## DIRECTIVE:
Find the lines that contain the word "nićmi" and copy each one.

## RECORDS:
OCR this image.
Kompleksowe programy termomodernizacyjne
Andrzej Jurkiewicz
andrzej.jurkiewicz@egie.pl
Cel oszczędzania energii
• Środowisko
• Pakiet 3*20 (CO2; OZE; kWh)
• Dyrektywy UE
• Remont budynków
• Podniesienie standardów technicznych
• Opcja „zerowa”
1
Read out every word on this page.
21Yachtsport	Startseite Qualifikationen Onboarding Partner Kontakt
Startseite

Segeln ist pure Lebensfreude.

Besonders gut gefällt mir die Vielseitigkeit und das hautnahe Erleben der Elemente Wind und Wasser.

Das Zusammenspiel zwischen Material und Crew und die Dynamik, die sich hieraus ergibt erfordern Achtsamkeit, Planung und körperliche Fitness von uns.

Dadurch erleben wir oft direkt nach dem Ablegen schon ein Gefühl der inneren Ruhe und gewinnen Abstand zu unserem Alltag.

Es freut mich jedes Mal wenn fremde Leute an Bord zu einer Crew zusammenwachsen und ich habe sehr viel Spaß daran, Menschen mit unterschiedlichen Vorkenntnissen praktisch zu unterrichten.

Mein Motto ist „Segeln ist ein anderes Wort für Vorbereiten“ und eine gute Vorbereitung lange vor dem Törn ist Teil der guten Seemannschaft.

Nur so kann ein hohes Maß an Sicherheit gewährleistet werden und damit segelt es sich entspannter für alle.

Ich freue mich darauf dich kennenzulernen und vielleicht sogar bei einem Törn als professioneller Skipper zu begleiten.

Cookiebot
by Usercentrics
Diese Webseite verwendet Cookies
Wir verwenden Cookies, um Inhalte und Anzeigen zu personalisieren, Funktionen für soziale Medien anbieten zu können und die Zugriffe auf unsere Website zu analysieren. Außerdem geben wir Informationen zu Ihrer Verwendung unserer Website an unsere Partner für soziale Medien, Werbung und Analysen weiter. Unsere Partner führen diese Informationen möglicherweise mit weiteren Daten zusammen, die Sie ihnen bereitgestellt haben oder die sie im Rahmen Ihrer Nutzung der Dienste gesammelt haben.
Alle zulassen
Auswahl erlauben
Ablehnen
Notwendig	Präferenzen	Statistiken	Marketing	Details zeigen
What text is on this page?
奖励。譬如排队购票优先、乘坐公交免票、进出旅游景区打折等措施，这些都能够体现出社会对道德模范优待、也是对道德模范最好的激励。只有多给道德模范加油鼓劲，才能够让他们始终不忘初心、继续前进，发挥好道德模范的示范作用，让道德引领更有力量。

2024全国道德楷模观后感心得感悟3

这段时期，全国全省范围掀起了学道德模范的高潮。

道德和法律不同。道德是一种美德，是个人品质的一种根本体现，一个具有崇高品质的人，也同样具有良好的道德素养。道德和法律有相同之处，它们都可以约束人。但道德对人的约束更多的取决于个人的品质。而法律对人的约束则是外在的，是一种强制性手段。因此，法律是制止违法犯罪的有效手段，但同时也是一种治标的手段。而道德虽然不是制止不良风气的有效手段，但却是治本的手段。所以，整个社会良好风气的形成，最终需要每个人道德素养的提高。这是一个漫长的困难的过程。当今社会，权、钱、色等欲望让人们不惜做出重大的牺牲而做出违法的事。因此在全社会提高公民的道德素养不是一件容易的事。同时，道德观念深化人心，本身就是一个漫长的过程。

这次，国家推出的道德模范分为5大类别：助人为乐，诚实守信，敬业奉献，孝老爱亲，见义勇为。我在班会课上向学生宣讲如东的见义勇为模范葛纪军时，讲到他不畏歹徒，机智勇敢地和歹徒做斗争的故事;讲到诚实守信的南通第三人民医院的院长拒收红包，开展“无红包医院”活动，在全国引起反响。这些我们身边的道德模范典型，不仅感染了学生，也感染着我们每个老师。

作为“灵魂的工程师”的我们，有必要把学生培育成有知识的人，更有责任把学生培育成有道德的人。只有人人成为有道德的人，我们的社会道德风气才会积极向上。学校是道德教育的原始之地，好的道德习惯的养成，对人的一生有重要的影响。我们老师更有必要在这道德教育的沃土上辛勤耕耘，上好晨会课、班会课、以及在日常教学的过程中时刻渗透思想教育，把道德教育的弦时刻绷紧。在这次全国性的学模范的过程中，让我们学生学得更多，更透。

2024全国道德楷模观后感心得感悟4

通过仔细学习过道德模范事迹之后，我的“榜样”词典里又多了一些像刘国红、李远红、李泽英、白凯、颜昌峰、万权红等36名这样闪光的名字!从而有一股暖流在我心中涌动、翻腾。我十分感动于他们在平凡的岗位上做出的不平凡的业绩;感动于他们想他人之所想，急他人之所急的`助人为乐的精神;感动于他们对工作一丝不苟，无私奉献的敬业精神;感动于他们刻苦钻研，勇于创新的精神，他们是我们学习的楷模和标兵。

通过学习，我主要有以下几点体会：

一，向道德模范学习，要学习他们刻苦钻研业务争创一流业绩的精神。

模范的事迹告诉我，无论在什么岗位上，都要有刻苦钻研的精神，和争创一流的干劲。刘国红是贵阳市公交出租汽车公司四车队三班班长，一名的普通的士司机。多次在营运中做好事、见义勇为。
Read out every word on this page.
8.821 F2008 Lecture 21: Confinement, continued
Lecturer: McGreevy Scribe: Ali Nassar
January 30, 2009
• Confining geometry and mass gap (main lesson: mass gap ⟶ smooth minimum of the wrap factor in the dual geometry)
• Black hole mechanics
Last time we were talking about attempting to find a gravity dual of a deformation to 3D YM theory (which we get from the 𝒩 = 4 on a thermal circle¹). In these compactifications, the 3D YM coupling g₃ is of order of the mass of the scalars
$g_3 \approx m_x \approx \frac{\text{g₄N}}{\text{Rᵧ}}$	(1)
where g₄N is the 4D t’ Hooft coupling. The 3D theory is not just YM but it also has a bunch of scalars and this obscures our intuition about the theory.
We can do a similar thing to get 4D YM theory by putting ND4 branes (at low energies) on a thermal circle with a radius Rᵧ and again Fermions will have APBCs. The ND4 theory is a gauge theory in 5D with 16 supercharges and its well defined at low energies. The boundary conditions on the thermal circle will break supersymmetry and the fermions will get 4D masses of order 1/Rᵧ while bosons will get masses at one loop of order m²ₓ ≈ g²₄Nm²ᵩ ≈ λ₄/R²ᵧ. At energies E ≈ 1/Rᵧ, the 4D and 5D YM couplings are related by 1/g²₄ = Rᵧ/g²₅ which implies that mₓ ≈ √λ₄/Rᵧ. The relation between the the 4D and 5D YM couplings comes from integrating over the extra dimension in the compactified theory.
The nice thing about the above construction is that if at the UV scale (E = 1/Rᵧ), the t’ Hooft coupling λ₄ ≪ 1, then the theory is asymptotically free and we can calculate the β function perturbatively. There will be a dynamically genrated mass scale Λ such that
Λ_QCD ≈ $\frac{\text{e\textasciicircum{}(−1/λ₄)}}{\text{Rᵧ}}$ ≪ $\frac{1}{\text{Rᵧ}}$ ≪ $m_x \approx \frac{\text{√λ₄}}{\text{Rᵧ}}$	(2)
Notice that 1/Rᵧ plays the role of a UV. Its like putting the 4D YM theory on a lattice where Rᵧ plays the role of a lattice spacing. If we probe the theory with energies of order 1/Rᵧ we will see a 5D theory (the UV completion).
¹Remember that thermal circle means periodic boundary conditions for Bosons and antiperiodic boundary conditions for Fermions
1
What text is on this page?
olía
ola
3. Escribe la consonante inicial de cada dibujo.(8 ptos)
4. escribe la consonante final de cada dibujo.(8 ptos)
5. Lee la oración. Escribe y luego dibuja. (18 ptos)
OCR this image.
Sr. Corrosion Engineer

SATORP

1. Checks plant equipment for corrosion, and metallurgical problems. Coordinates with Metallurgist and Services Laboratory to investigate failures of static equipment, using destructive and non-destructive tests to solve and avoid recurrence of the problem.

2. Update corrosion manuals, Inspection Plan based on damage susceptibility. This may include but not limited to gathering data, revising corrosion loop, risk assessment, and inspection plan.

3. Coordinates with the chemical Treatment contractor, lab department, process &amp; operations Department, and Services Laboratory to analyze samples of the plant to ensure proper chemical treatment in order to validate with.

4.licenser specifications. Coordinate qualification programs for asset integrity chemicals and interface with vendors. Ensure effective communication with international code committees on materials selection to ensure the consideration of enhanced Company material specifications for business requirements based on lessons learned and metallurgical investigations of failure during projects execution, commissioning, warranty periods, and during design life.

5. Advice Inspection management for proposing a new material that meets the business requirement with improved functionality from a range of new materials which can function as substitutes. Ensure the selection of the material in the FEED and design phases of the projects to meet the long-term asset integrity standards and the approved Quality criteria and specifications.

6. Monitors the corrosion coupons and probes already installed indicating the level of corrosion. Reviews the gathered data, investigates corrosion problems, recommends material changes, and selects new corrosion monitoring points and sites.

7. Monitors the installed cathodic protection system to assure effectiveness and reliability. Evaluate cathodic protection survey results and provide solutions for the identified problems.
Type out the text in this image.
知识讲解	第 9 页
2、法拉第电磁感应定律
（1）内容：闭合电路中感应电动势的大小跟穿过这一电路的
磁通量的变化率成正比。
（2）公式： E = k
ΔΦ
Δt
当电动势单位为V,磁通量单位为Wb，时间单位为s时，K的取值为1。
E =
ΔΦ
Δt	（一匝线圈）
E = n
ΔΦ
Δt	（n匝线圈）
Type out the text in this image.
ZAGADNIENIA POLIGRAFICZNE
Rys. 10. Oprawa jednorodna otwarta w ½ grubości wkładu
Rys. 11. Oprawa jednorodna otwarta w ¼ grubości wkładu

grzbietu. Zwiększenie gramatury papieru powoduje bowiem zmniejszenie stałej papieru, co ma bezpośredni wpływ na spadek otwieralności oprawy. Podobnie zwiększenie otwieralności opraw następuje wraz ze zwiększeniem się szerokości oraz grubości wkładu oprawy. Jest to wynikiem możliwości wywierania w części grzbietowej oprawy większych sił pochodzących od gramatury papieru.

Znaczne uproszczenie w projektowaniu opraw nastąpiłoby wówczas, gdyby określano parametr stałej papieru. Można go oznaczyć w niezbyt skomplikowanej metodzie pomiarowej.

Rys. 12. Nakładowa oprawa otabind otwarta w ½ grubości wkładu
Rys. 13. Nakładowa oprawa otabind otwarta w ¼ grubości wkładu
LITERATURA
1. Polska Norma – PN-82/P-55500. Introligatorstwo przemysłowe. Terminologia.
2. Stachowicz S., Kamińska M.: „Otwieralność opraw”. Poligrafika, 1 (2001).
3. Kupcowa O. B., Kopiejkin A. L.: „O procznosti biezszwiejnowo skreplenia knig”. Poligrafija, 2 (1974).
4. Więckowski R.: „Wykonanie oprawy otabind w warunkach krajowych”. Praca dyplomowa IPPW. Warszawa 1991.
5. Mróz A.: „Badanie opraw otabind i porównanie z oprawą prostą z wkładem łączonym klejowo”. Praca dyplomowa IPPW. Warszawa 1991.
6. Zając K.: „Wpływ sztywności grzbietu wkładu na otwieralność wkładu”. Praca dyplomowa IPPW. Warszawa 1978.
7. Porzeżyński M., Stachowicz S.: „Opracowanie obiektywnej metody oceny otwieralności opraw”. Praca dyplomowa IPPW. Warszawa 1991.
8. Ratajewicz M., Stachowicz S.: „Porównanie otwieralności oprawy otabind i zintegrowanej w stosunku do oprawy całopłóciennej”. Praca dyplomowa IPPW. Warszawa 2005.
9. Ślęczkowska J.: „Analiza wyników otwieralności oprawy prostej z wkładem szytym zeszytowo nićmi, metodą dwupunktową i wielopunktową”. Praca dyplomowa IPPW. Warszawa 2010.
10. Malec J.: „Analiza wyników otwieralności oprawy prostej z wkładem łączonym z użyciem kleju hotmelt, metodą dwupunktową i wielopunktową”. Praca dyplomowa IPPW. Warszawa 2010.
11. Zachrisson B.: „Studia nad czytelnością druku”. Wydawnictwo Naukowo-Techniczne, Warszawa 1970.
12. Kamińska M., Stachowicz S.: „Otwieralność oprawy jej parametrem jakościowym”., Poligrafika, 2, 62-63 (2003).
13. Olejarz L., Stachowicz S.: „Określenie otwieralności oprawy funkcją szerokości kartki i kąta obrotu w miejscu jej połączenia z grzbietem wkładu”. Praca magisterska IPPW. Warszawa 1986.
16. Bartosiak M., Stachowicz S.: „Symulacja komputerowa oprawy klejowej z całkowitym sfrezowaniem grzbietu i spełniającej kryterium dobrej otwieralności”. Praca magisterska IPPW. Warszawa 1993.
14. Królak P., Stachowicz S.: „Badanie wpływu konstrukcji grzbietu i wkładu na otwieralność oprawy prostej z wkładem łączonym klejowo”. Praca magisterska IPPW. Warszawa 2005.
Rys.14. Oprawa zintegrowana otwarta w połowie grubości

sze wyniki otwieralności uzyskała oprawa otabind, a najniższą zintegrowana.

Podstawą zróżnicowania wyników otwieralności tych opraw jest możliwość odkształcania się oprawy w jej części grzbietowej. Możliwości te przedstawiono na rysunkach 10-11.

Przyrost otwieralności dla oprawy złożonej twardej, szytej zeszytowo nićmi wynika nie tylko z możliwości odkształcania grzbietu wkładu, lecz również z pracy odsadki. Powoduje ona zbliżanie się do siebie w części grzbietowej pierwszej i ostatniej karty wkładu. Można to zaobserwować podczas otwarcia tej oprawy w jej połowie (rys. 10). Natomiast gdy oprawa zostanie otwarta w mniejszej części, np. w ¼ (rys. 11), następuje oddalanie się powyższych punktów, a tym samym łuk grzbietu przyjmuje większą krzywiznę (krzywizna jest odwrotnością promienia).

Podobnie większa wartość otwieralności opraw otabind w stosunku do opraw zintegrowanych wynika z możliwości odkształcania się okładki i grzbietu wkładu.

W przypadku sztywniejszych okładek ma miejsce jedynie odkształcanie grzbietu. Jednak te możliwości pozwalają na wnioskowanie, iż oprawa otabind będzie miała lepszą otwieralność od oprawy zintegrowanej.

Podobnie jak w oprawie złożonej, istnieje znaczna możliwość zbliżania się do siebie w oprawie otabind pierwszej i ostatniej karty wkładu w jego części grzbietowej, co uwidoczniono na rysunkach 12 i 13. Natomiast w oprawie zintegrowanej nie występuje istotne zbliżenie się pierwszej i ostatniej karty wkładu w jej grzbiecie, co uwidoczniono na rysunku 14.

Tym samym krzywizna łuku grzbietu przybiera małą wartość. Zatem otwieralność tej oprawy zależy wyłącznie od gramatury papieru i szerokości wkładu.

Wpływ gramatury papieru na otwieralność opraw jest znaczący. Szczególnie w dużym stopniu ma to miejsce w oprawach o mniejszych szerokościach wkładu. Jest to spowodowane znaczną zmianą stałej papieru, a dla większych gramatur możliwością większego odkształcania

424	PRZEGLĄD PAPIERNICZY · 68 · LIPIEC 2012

## FINAL RESULT:
9. Ślęczkowska J.: „Analiza wyników otwieralności oprawy prostej z wkładem szytym zeszytowo nićmi, metodą dwupunktową i wielopunktową”. Praca dyplomowa IPPW. Warszawa 2010.
Przyrost otwieralności dla oprawy złożonej twardej, szytej zeszytowo nićmi wynika nie tylko z możliwości odkształcania grzbietu wkładu, lecz również z pracy odsadki. Powoduje ona zbliżanie się do siebie w części grzbietowej pierwszej i ostatniej karty wkładu. Można to zaobserwować podczas otwarcia tej oprawy w jej połowie (rys. 10). Natomiast gdy oprawa zostanie otwarta w mniejszej części, np. w ¼ (rys. 11), następuje oddalanie się powyższych punktów, a tym samym łuk grzbietu przyjmuje większą krzywiznę (krzywizna jest odwrotnością promienia).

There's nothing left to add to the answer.